### WHAT THE TASK ASKS
Leave out the pictures and copy every record exactly.

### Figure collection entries

(begin)

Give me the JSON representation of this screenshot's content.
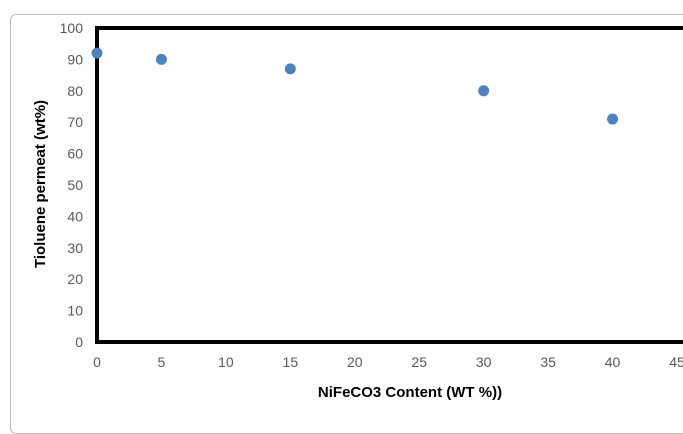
{
  "chart_data": {
    "type": "scatter",
    "title": "",
    "xlabel": "NiFeCO3 Content (WT %))",
    "ylabel": "Tioluene permeat (wt%)",
    "xlim": [
      0,
      45
    ],
    "ylim": [
      0,
      100
    ],
    "x_ticks": [
      0,
      5,
      10,
      15,
      20,
      25,
      30,
      35,
      40,
      45
    ],
    "y_ticks": [
      0,
      10,
      20,
      30,
      40,
      50,
      60,
      70,
      80,
      90,
      100
    ],
    "grid": false,
    "legend": "none",
    "series": [
      {
        "color": "#4f81bd",
        "points": [
          {
            "x": 0,
            "y": 92
          },
          {
            "x": 5,
            "y": 90
          },
          {
            "x": 15,
            "y": 87
          },
          {
            "x": 30,
            "y": 80
          },
          {
            "x": 40,
            "y": 71
          }
        ]
      }
    ]
  }
}
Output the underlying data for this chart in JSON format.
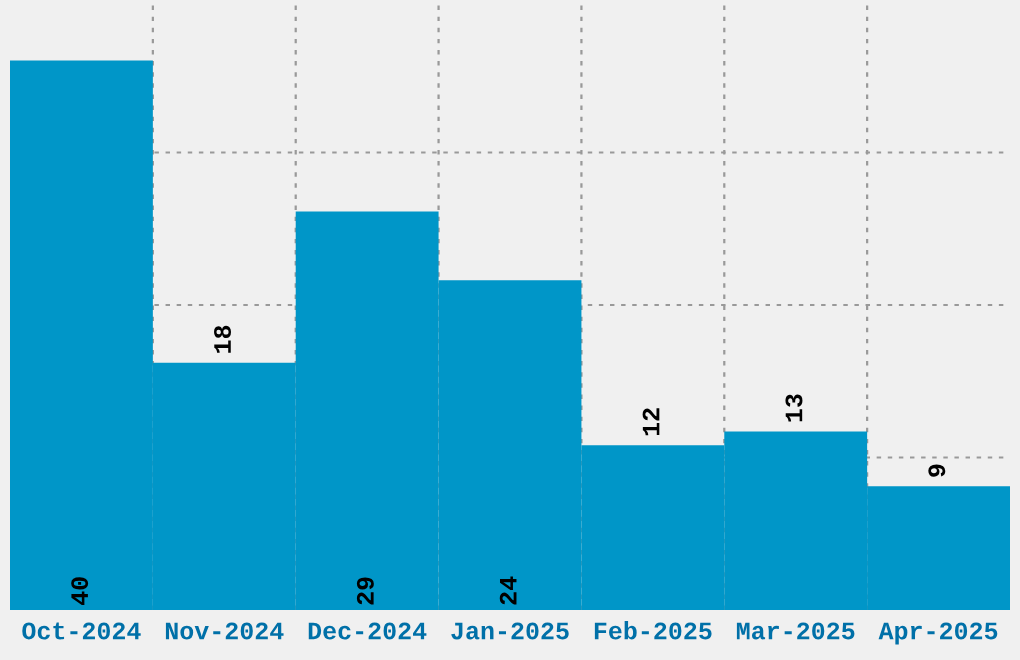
{
  "chart_data": {
    "type": "bar",
    "categories": [
      "Oct-2024",
      "Nov-2024",
      "Dec-2024",
      "Jan-2025",
      "Feb-2025",
      "Mar-2025",
      "Apr-2025"
    ],
    "values": [
      40,
      18,
      29,
      24,
      12,
      13,
      9
    ],
    "color": "#0096c8",
    "ylim": [
      0,
      44.4
    ],
    "yticks": [
      {
        "value": 11.1,
        "label": null
      },
      {
        "value": 22.2,
        "label": null
      },
      {
        "value": 33.3,
        "label": null
      }
    ],
    "tick_labels": "x",
    "grid": true,
    "data_labels": true
  }
}
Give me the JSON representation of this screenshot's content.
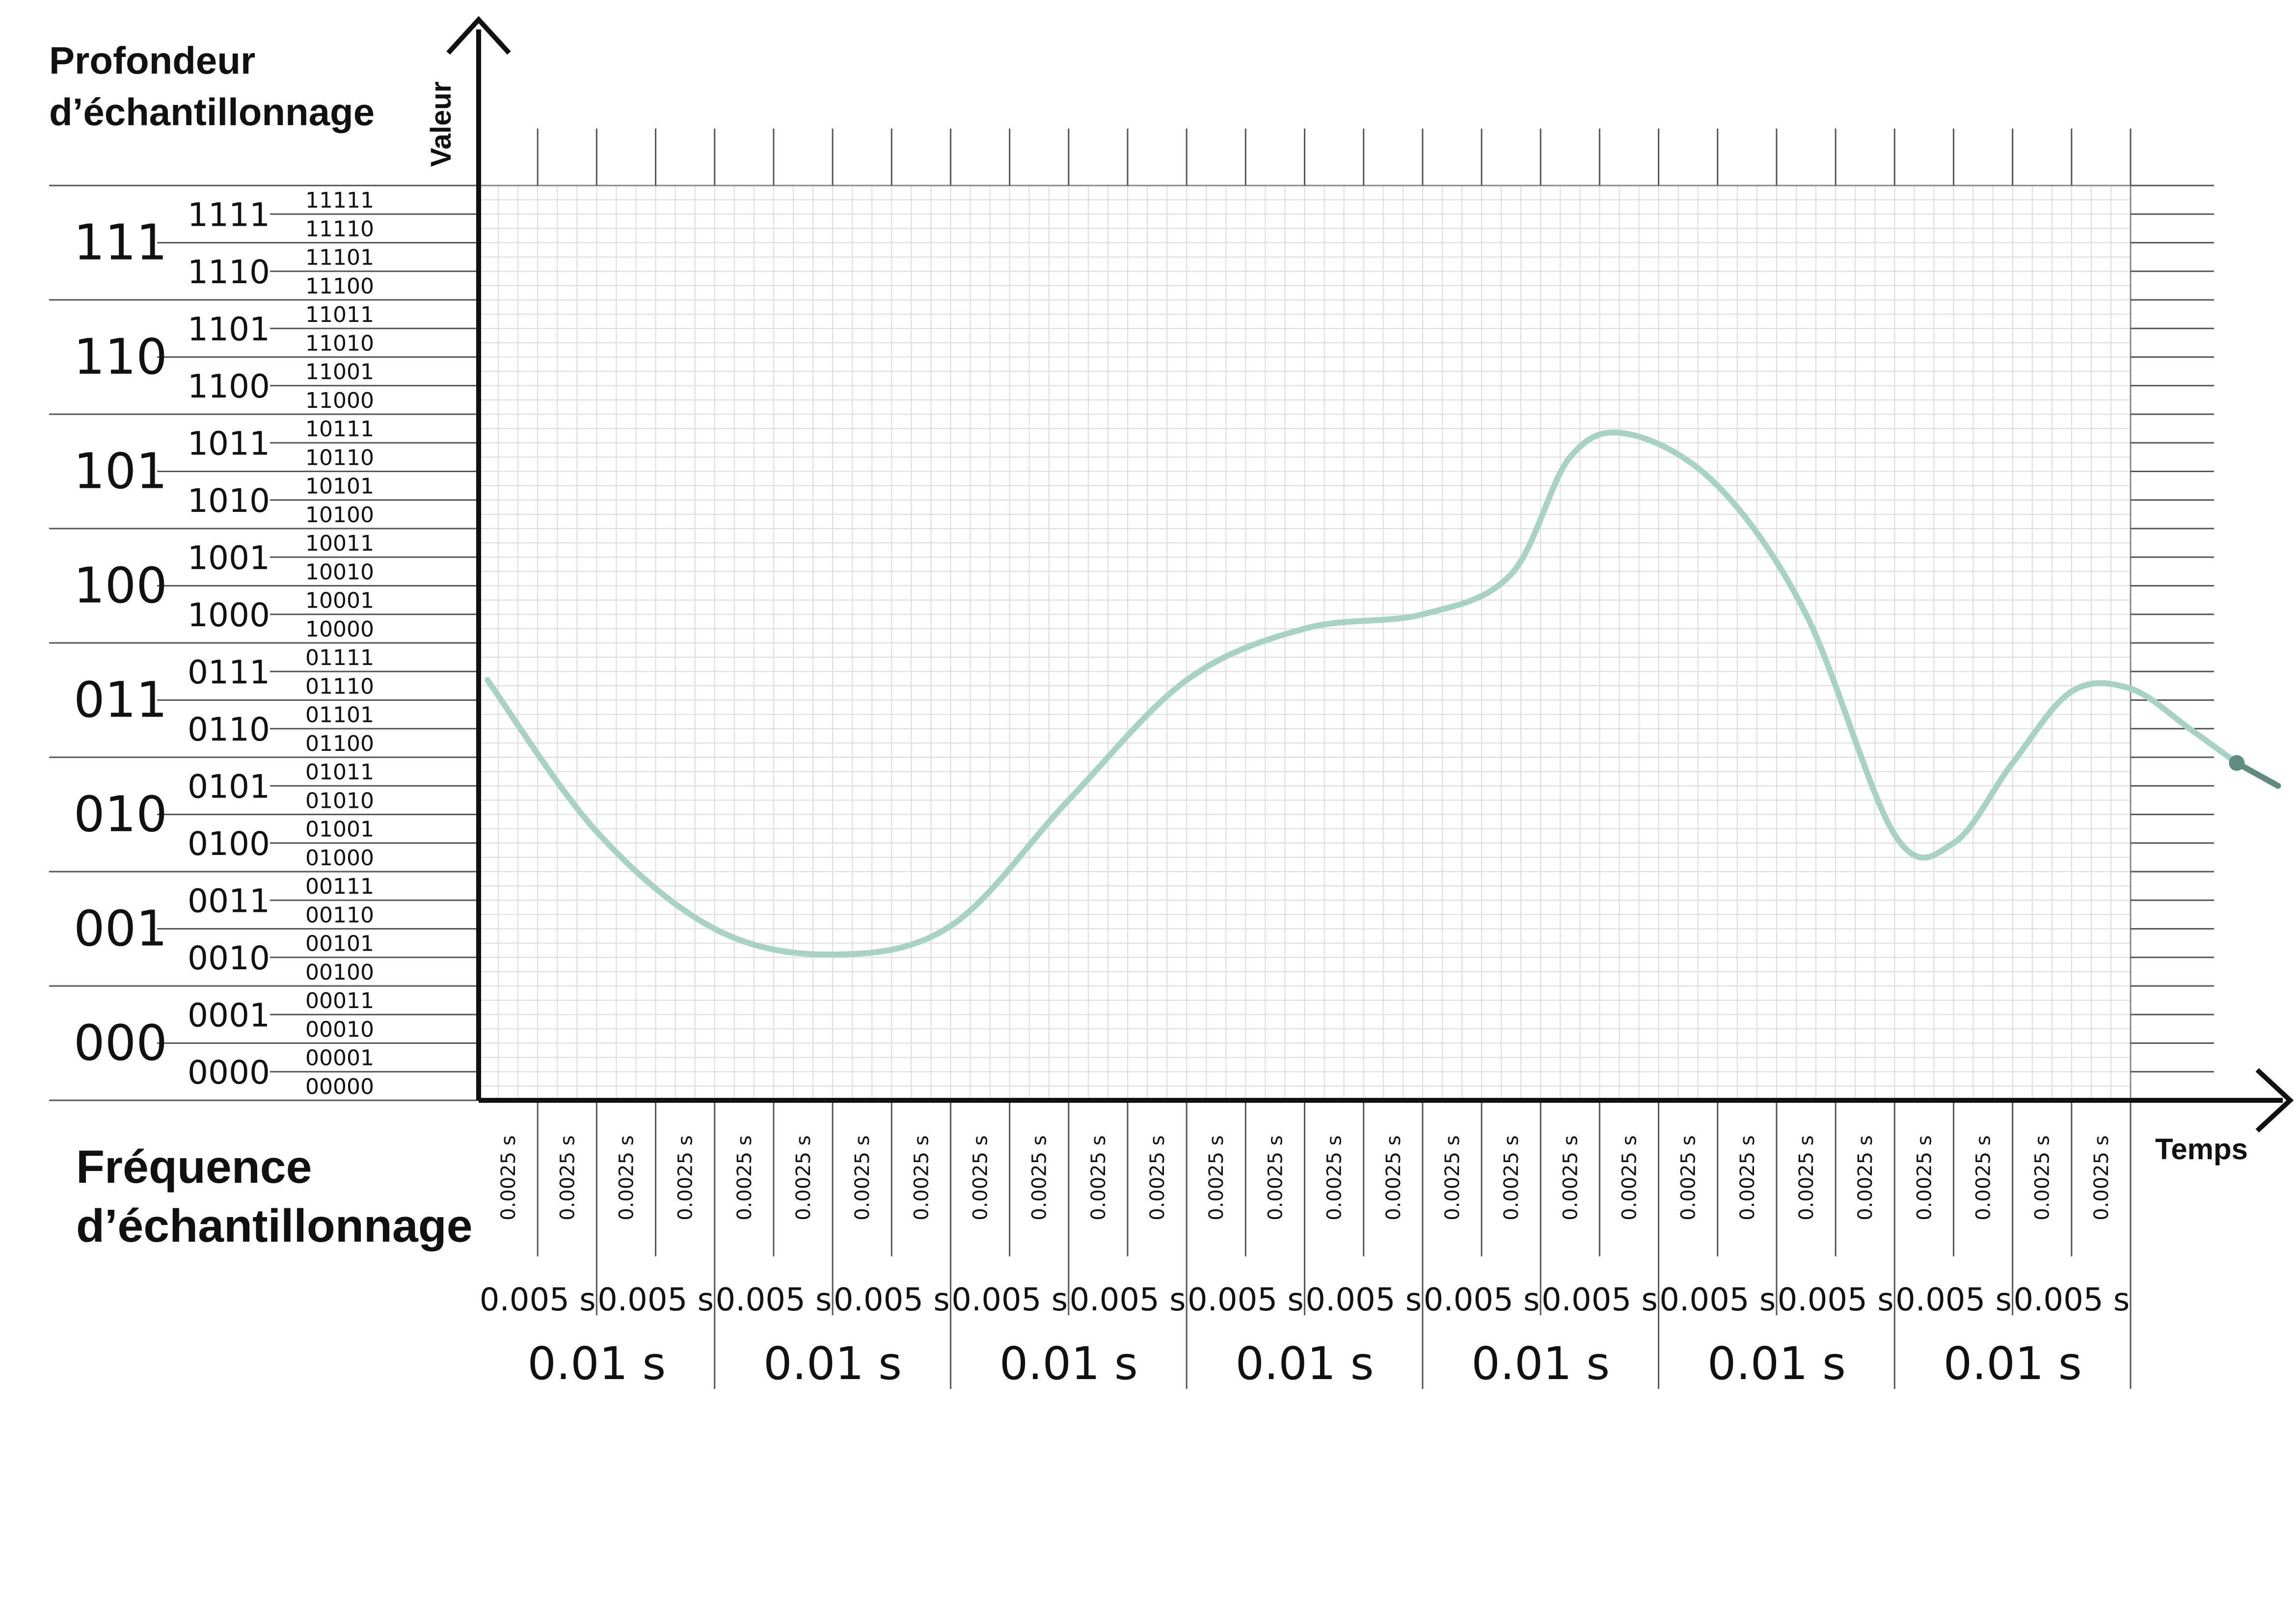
{
  "titles": {
    "depth": [
      "Profondeur",
      "d’échantillonnage"
    ],
    "frequency": [
      "Fréquence",
      "d’échantillonnage"
    ],
    "y_axis": "Valeur",
    "x_axis": "Temps"
  },
  "depth_levels": {
    "bits3": [
      "111",
      "110",
      "101",
      "100",
      "011",
      "010",
      "001",
      "000"
    ],
    "bits4": [
      "1111",
      "1110",
      "1101",
      "1100",
      "1011",
      "1010",
      "1001",
      "1000",
      "0111",
      "0110",
      "0101",
      "0100",
      "0011",
      "0010",
      "0001",
      "0000"
    ],
    "bits5": [
      "11111",
      "11110",
      "11101",
      "11100",
      "11011",
      "11010",
      "11001",
      "11000",
      "10111",
      "10110",
      "10101",
      "10100",
      "10011",
      "10010",
      "10001",
      "10000",
      "01111",
      "01110",
      "01101",
      "01100",
      "01011",
      "01010",
      "01001",
      "01000",
      "00111",
      "00110",
      "00101",
      "00100",
      "00011",
      "00010",
      "00001",
      "00000"
    ]
  },
  "time_intervals": {
    "fine_label": "0.0025 s",
    "fine_count": 28,
    "medium_label": "0.005 s",
    "medium_count": 14,
    "coarse_label": "0.01 s",
    "coarse_count": 7
  },
  "signal": {
    "color": "#a8d3c4",
    "end_color": "#5f8c7e",
    "points": [
      [
        0.15,
        14.7
      ],
      [
        2.0,
        9.4
      ],
      [
        4.0,
        6.0
      ],
      [
        6.0,
        5.1
      ],
      [
        8.0,
        6.1
      ],
      [
        10.0,
        10.5
      ],
      [
        12.0,
        14.7
      ],
      [
        14.0,
        16.5
      ],
      [
        16.0,
        17.0
      ],
      [
        17.5,
        18.4
      ],
      [
        18.5,
        22.5
      ],
      [
        19.5,
        23.3
      ],
      [
        21.0,
        21.5
      ],
      [
        22.5,
        17.0
      ],
      [
        24.0,
        9.3
      ],
      [
        25.0,
        9.0
      ],
      [
        26.0,
        11.8
      ],
      [
        27.0,
        14.3
      ],
      [
        28.0,
        14.4
      ],
      [
        29.0,
        13.0
      ],
      [
        29.8,
        11.8
      ]
    ],
    "end_point": [
      29.8,
      11.8
    ],
    "tail_point": [
      30.5,
      11.0
    ]
  }
}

(end)

### ANSWER IN FULL
Give me the JSON representation of this screenshot's content.
{
  "chart_data": {
    "type": "scatter",
    "title": "",
    "xlabel": "NiFeCO3 Content (WT %))",
    "ylabel": "Tioluene permeat (wt%)",
    "xlim": [
      0,
      45
    ],
    "ylim": [
      0,
      100
    ],
    "x_ticks": [
      0,
      5,
      10,
      15,
      20,
      25,
      30,
      35,
      40,
      45
    ],
    "y_ticks": [
      0,
      10,
      20,
      30,
      40,
      50,
      60,
      70,
      80,
      90,
      100
    ],
    "grid": false,
    "legend": "none",
    "series": [
      {
        "color": "#4f81bd",
        "points": [
          {
            "x": 0,
            "y": 92
          },
          {
            "x": 5,
            "y": 90
          },
          {
            "x": 15,
            "y": 87
          },
          {
            "x": 30,
            "y": 80
          },
          {
            "x": 40,
            "y": 71
          }
        ]
      }
    ]
  }
}
Output the underlying data for this chart in JSON format.
{
  "chart_data": {
    "type": "bar",
    "categories": [
      "Oct-2024",
      "Nov-2024",
      "Dec-2024",
      "Jan-2025",
      "Feb-2025",
      "Mar-2025",
      "Apr-2025"
    ],
    "values": [
      40,
      18,
      29,
      24,
      12,
      13,
      9
    ],
    "color": "#0096c8",
    "ylim": [
      0,
      44.4
    ],
    "yticks": [
      {
        "value": 11.1,
        "label": null
      },
      {
        "value": 22.2,
        "label": null
      },
      {
        "value": 33.3,
        "label": null
      }
    ],
    "tick_labels": "x",
    "grid": true,
    "data_labels": true
  }
}
Give me the JSON representation of this screenshot's content.
{
  "titles": {
    "depth": [
      "Profondeur",
      "d’échantillonnage"
    ],
    "frequency": [
      "Fréquence",
      "d’échantillonnage"
    ],
    "y_axis": "Valeur",
    "x_axis": "Temps"
  },
  "depth_levels": {
    "bits3": [
      "111",
      "110",
      "101",
      "100",
      "011",
      "010",
      "001",
      "000"
    ],
    "bits4": [
      "1111",
      "1110",
      "1101",
      "1100",
      "1011",
      "1010",
      "1001",
      "1000",
      "0111",
      "0110",
      "0101",
      "0100",
      "0011",
      "0010",
      "0001",
      "0000"
    ],
    "bits5": [
      "11111",
      "11110",
      "11101",
      "11100",
      "11011",
      "11010",
      "11001",
      "11000",
      "10111",
      "10110",
      "10101",
      "10100",
      "10011",
      "10010",
      "10001",
      "10000",
      "01111",
      "01110",
      "01101",
      "01100",
      "01011",
      "01010",
      "01001",
      "01000",
      "00111",
      "00110",
      "00101",
      "00100",
      "00011",
      "00010",
      "00001",
      "00000"
    ]
  },
  "time_intervals": {
    "fine_label": "0.0025 s",
    "fine_count": 28,
    "medium_label": "0.005 s",
    "medium_count": 14,
    "coarse_label": "0.01 s",
    "coarse_count": 7
  },
  "signal": {
    "color": "#a8d3c4",
    "end_color": "#5f8c7e",
    "points": [
      [
        0.15,
        14.7
      ],
      [
        2.0,
        9.4
      ],
      [
        4.0,
        6.0
      ],
      [
        6.0,
        5.1
      ],
      [
        8.0,
        6.1
      ],
      [
        10.0,
        10.5
      ],
      [
        12.0,
        14.7
      ],
      [
        14.0,
        16.5
      ],
      [
        16.0,
        17.0
      ],
      [
        17.5,
        18.4
      ],
      [
        18.5,
        22.5
      ],
      [
        19.5,
        23.3
      ],
      [
        21.0,
        21.5
      ],
      [
        22.5,
        17.0
      ],
      [
        24.0,
        9.3
      ],
      [
        25.0,
        9.0
      ],
      [
        26.0,
        11.8
      ],
      [
        27.0,
        14.3
      ],
      [
        28.0,
        14.4
      ],
      [
        29.0,
        13.0
      ],
      [
        29.8,
        11.8
      ]
    ],
    "end_point": [
      29.8,
      11.8
    ],
    "tail_point": [
      30.5,
      11.0
    ]
  }
}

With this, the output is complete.